::: Reading passage :::

# SOA DNS error help



## Muscularitalian (Feb 10, 2015)

I have an OpenVZ unmanaged VPS. Installed the control panel, LAMP stack, have the DNS and domains on the new nameservers(showing up if you go to the domains) But when i run a pingdom check i have an SOA error. Was reading that it is probably a reverse DNS issue...

This is the responses I ended up getting:

You will need to simply login to SolusVM, click the network tab and hit edit next to the IPs to assign it. However, please note that you must already have a matching forward (A,CNAME,AAAA, etc) record to be able to set one.

As we are an unmanaged host we cannot explain to you how DNS works, however, in my previous reply, I've instructed you on how to set your rDNS so that it should fix your issue. If you need more hands on help then you might want to join our community IRC channel and see if someone there's able to and willing to assist you.



What do i do here?


----------



## HalfEatenPie (Feb 10, 2015)

Here's what you do.

You login to your VPS Control Panel.

You look at your server's main page.

Click on the tab that says "Network" (should be near the bottom of the screen)

Under "Reverse DNS" you'll see a linked text that says "[Edit]"

You press that.

You'll get a popup that says "Edit Reverse DNS Entry for <IP>"

You enter your reverse DNS information there and press "Update"

Congrats. You've just set rDNS via your Solus Control Panel. Just like a regular DNS Entry, give it time to propagate.


----------



## Muscularitalian (Feb 10, 2015)

HalfEatenPie said:


> > Here's what you do.
> >
> >
> > You login to your VPS Control Panel.
> ...


----------



## HalfEatenPie (Feb 10, 2015)

Hm? What Reverse DNS Information?

Sorry mate I don't follow.


----------



## Muscularitalian (Feb 10, 2015)

HalfEatenPie said:


> Hm? What Reverse DNS Information?

:::

Instruction 1: List every piece of text that HalfEatenPie's first reply in the forum thread puts inside quotation marks.
Instruction 2: Quote the forum thread word for word, beginning at the words "I have an OpenVZ" and stopping after "do i do here?".
Answer using only the forum thread.

::: Excerpted records :::

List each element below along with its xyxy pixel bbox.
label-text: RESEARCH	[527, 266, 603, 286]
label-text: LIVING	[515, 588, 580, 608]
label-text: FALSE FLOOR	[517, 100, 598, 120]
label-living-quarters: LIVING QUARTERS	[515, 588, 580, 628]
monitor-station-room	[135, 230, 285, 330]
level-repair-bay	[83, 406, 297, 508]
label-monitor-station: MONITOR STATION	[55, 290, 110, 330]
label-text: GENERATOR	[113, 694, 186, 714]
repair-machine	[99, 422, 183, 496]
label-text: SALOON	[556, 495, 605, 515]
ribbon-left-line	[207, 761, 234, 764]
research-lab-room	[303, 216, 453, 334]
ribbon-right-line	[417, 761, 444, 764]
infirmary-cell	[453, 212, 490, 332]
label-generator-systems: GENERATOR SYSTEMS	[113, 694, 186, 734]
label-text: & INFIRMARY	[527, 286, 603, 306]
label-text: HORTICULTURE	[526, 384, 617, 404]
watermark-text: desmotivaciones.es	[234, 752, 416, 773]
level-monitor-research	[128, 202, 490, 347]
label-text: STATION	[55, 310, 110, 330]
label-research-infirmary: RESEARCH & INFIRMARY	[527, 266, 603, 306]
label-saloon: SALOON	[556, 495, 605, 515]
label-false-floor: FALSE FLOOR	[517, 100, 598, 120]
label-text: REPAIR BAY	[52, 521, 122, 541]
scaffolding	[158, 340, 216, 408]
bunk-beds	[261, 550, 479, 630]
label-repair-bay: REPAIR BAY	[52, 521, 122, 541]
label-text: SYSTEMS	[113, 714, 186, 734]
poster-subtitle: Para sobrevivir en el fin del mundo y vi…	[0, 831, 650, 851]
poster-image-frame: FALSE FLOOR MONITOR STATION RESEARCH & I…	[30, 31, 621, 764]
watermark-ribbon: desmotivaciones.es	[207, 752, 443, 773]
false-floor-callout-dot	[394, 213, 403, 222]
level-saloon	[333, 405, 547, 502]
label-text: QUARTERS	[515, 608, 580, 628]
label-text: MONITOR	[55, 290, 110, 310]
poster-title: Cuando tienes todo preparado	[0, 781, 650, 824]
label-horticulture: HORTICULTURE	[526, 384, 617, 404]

:::

Task result 1:
- "Network"
- "Reverse DNS"
- "[Edit]"
- "Edit Reverse DNS Entry for <IP>"
- "Update"

Task result 2:
I have an OpenVZ unmanaged VPS. Installed the control panel, LAMP stack, have the DNS and domains on the new nameservers(showing up if you go to the domains) But when i run a pingdom check i have an SOA error. Was reading that it is probably a reverse DNS issue...

This is the responses I ended up getting:

You will need to simply login to SolusVM, click the network tab and hit edit next to the IPs to assign it. However, please note that you must already have a matching forward (A,CNAME,AAAA, etc) record to be able to set one.

As we are an unmanaged host we cannot explain to you how DNS works, however, in my previous reply, I've instructed you on how to set your rDNS so that it should fix your issue. If you need more hands on help then you might want to join our community IRC channel and see if someone there's able to and willing to assist you.



What do i do here?